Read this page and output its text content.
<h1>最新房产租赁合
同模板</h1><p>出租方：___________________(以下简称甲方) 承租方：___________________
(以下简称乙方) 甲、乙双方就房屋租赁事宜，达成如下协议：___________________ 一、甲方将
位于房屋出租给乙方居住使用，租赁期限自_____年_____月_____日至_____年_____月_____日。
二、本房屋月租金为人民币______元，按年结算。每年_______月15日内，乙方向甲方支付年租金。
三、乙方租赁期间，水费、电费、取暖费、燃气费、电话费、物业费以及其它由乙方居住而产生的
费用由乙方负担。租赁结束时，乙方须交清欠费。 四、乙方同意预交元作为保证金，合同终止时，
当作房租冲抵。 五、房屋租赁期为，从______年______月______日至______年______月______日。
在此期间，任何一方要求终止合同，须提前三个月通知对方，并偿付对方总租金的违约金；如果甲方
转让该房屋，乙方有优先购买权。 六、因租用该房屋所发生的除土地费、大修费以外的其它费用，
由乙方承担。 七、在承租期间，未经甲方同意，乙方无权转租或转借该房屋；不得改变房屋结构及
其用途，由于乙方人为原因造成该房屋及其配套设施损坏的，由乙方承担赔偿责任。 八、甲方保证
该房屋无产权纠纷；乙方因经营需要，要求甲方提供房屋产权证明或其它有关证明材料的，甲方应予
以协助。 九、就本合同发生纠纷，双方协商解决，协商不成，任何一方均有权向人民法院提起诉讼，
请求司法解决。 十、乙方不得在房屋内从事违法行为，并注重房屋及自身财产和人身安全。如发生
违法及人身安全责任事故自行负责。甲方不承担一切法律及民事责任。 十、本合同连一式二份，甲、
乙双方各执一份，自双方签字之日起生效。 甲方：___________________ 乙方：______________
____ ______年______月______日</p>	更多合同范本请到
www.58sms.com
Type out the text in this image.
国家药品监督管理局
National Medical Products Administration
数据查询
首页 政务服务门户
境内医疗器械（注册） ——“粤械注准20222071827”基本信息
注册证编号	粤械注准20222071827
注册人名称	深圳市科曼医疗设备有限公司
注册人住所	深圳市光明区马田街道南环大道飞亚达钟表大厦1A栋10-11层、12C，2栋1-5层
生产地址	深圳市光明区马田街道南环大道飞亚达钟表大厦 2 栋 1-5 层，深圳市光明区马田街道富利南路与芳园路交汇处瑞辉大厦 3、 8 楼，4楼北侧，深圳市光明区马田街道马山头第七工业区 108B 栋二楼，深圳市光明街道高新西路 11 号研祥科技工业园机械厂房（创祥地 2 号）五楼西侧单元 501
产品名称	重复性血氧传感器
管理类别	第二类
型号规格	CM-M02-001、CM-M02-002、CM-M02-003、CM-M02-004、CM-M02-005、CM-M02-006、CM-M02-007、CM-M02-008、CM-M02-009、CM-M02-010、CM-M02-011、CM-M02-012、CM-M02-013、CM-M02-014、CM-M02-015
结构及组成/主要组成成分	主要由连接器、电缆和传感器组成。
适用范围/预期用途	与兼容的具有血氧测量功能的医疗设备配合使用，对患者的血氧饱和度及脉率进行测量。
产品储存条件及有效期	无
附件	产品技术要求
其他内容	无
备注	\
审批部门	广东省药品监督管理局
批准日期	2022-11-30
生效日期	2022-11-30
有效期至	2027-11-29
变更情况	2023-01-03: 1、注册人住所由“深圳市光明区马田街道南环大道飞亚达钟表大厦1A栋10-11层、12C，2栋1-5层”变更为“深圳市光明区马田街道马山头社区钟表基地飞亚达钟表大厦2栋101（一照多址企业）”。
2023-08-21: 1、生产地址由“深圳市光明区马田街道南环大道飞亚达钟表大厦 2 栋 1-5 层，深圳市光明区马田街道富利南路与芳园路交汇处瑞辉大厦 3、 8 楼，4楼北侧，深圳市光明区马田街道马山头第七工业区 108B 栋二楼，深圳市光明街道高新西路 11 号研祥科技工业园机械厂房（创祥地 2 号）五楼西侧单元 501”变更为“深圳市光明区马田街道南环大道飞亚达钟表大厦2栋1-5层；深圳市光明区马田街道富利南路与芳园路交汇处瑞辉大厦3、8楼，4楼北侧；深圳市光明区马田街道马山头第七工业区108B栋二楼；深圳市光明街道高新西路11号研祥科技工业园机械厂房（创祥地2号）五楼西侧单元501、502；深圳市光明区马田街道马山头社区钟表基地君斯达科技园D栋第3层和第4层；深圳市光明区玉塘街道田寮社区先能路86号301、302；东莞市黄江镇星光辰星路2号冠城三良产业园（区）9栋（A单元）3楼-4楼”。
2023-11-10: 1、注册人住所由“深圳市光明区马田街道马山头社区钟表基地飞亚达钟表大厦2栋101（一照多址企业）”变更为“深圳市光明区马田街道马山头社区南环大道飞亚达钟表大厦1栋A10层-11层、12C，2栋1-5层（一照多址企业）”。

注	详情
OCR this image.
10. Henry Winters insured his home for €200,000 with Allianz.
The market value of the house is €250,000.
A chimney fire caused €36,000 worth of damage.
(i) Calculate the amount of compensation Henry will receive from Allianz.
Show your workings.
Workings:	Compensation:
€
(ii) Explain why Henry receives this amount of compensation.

────

## Exercise aim
Which lines in the listing above hold the word "深圳市光明区马田街道马山头第七工业区"? Show each of them.

## Solution to this task
生产地址	深圳市光明区马田街道南环大道飞亚达钟表大厦 2 栋 1-5 层，深圳市光明区马田街道富利南路与芳园路交汇处瑞辉大厦 3、 8 楼，4楼北侧，深圳市光明区马田街道马山头第七工业区 108B 栋二楼，深圳市光明街道高新西路 11 号研祥科技工业园机械厂房（创祥地 2 号）五楼西侧单元 501
2023-08-21: 1、生产地址由“深圳市光明区马田街道南环大道飞亚达钟表大厦 2 栋 1-5 层，深圳市光明区马田街道富利南路与芳园路交汇处瑞辉大厦 3、 8 楼，4楼北侧，深圳市光明区马田街道马山头第七工业区 108B 栋二楼，深圳市光明街道高新西路 11 号研祥科技工业园机械厂房（创祥地 2 号）五楼西侧单元 501”变更为“深圳市光明区马田街道南环大道飞亚达钟表大厦2栋1-5层；深圳市光明区马田街道富利南路与芳园路交汇处瑞辉大厦3、8楼，4楼北侧；深圳市光明区马田街道马山头第七工业区108B栋二楼；深圳市光明街道高新西路11号研祥科技工业园机械厂房（创祥地2号）五楼西侧单元501、502；深圳市光明区马田街道马山头社区钟表基地君斯达科技园D栋第3层和第4层；深圳市光明区玉塘街道田寮社区先能路86号301、302；东莞市黄江镇星光辰星路2号冠城三良产业园（区）9栋（A单元）3楼-4楼”。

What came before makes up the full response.